### AUSZUG
━━━━━━━━

Prof. Dr. Anna Katharina Braun leitet das Institut für Biologie an der Otto-von-Guericke-Universität Magdeburg

Prof. Dr. Anna Katharina Braun leitet das Institut für Biologie an der Otto-von-Guericke-Universität Magdeburg

"Die Aufmerksamkeit willkürlich zu einem bestimmten Zeitpunkt auf eine bestimmte Sache zu lenken, müssen wir im Lauf des Lebens erst üben", sagt die Magdeburger Neurobiologin Prof. Dr. Anna Katharina Braun. Manchen Kindern fällt das, genetisch bedingt, leichter als anderen. Aber grundsätzlich läuft der Prozess bei allen Kleinen gleich ab. Bestimmte Nervenzellen müssen sich erst verschalten, neuronale Bahnen für das Verhalten gelegt werden. Das Schöne daran: Das Gehirn will lernen. Es ist sogar richtig süchtig danach. "Jeder Lernerfolg führt über die Ausschüttung körpereigener Hormone zu Glücksgefühlen. Das kindliche Gehirn ist also immer auf der Suche nach dem Kick", erklärt Neurobiologin Braun.

━━━━━━━━

[Datensätze]
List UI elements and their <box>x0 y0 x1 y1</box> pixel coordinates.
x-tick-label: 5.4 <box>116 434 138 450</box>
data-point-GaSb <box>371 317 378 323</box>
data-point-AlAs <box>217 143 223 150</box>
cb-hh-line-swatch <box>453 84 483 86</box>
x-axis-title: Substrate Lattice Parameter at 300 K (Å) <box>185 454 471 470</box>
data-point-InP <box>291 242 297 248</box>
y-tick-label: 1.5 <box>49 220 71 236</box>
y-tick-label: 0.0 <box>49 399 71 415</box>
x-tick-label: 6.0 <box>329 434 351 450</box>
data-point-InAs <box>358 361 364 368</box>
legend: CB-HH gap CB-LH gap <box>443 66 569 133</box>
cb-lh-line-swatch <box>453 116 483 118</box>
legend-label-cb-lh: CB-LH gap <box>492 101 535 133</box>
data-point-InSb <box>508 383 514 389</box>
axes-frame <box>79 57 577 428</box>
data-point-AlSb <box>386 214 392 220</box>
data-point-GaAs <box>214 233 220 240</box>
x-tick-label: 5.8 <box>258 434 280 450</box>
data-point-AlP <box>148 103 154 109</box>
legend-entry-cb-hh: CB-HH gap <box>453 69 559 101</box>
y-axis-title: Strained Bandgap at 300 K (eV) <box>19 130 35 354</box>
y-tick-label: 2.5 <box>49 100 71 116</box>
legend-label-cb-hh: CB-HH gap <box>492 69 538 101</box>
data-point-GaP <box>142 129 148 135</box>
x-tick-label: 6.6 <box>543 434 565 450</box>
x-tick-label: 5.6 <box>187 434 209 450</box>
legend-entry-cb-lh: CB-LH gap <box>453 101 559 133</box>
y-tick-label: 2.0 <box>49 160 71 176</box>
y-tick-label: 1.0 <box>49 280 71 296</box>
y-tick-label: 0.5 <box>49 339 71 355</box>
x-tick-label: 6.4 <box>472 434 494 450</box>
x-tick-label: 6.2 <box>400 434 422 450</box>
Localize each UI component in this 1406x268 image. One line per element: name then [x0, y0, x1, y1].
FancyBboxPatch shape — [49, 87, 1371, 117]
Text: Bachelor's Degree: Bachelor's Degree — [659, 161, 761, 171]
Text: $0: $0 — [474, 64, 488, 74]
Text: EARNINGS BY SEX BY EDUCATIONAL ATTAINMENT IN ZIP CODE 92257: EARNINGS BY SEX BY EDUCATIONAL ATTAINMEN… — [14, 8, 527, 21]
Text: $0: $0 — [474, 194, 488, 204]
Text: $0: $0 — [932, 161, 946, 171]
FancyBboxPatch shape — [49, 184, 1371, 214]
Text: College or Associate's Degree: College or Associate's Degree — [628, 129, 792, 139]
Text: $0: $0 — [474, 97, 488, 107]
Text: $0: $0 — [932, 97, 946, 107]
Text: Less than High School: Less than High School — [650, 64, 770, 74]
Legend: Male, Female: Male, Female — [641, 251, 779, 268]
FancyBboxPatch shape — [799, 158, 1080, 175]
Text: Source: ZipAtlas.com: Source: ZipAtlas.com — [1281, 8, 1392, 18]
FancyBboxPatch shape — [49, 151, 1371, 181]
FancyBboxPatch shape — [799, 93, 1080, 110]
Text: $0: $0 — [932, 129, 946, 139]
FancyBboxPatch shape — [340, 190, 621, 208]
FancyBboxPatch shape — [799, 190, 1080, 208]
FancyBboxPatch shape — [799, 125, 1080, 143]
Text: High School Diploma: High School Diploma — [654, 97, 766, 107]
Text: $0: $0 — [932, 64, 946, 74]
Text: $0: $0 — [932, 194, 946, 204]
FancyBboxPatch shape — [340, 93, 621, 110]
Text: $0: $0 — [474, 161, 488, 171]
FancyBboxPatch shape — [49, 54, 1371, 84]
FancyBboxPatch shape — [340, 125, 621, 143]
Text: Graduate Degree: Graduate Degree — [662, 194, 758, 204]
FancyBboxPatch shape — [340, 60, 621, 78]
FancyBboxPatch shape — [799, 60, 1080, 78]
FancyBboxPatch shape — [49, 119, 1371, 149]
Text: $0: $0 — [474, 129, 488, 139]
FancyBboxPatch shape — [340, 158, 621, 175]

━━━━━━━━

### AUFGABE
Wozu führt laut dem Auszug jeder Lernerfolg? Nennen Sie bitte die Antwort in einem Satz. Die Einträge sind eigenständiges Material und gehören nicht zum Auszug.

### LÖSUNG
Jeder Lernerfolg führt über die Ausschüttung körpereigener Hormone zu Glücksgefühlen.